#### PROVIDED RECORDS:
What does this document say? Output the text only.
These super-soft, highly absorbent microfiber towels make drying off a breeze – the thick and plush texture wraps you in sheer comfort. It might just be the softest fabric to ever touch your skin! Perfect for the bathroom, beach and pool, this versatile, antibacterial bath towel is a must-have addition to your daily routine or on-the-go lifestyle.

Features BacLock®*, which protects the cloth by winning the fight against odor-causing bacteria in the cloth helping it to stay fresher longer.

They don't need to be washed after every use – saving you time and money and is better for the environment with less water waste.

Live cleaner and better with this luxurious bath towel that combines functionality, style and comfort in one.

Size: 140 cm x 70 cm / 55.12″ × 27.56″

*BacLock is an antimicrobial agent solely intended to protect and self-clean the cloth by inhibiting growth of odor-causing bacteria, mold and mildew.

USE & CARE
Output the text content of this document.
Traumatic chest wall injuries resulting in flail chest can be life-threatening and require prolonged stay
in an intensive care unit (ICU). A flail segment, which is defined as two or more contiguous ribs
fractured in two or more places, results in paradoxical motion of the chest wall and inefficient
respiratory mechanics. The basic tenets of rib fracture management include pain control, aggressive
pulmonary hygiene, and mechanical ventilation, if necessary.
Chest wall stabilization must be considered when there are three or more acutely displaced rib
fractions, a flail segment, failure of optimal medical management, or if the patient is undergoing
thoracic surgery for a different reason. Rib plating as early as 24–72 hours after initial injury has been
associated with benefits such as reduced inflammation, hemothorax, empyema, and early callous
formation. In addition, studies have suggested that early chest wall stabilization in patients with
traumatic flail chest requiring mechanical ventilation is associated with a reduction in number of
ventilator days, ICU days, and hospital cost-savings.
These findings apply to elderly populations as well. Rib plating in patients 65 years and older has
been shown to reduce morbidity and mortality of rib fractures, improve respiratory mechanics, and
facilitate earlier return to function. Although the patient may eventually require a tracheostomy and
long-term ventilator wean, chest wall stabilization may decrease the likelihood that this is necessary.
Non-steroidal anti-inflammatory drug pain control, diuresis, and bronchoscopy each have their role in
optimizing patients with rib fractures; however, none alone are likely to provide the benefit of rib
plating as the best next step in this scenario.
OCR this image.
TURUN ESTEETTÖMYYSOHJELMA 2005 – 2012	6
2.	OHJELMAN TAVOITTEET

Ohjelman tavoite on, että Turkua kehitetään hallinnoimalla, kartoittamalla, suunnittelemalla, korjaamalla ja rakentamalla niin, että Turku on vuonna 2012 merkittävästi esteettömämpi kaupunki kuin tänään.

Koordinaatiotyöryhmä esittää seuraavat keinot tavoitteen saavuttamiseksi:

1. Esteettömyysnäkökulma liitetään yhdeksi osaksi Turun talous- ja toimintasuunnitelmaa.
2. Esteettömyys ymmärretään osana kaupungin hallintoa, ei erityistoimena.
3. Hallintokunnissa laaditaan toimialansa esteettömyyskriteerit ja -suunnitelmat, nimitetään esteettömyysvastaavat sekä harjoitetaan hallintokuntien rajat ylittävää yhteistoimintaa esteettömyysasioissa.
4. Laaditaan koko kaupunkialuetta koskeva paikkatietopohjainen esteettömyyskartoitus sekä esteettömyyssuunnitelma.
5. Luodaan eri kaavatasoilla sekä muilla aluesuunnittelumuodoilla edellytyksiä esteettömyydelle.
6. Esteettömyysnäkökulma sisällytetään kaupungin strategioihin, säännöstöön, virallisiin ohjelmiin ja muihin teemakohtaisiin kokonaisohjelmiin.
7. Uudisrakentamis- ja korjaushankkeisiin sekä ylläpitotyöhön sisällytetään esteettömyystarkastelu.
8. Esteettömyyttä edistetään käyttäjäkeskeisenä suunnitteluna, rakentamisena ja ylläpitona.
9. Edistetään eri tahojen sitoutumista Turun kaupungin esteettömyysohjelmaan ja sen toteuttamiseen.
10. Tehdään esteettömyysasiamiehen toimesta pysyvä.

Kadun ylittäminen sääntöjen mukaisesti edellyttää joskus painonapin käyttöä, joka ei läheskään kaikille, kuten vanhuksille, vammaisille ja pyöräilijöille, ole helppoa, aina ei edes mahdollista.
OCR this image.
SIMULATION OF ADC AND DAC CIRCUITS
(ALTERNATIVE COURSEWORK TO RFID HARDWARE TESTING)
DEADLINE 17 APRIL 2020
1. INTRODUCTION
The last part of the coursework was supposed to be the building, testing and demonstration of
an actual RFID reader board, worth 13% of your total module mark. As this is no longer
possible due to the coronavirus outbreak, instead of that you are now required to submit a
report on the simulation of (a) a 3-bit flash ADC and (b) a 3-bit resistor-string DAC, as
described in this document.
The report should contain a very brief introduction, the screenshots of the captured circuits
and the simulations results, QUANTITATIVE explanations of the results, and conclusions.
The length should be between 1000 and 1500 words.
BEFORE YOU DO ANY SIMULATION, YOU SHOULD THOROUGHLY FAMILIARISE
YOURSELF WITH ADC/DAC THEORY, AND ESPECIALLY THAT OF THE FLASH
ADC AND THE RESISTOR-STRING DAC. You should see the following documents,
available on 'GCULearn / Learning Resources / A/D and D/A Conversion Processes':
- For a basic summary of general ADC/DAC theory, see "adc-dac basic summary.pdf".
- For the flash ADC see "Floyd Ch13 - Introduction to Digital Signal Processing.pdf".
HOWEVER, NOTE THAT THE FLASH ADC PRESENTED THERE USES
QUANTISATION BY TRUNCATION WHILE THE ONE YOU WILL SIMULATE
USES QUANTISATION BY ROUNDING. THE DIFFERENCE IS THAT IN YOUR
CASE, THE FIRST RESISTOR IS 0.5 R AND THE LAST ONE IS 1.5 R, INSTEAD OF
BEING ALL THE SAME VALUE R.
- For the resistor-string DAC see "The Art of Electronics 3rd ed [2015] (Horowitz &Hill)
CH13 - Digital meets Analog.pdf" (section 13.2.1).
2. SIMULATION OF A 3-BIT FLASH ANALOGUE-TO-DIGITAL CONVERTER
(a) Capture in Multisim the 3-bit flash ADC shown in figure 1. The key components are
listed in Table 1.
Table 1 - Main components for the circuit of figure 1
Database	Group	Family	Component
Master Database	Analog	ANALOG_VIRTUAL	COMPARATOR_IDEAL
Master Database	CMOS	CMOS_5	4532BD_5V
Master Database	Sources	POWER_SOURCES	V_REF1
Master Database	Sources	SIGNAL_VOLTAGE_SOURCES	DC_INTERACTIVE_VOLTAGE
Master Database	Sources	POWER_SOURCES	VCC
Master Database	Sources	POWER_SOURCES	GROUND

#### TASK REQUIREMENTS:
Counting only the lines that include "mechanics", state how many there are in the entries, and nothing else.

#### SOLVED EXERCISE:
2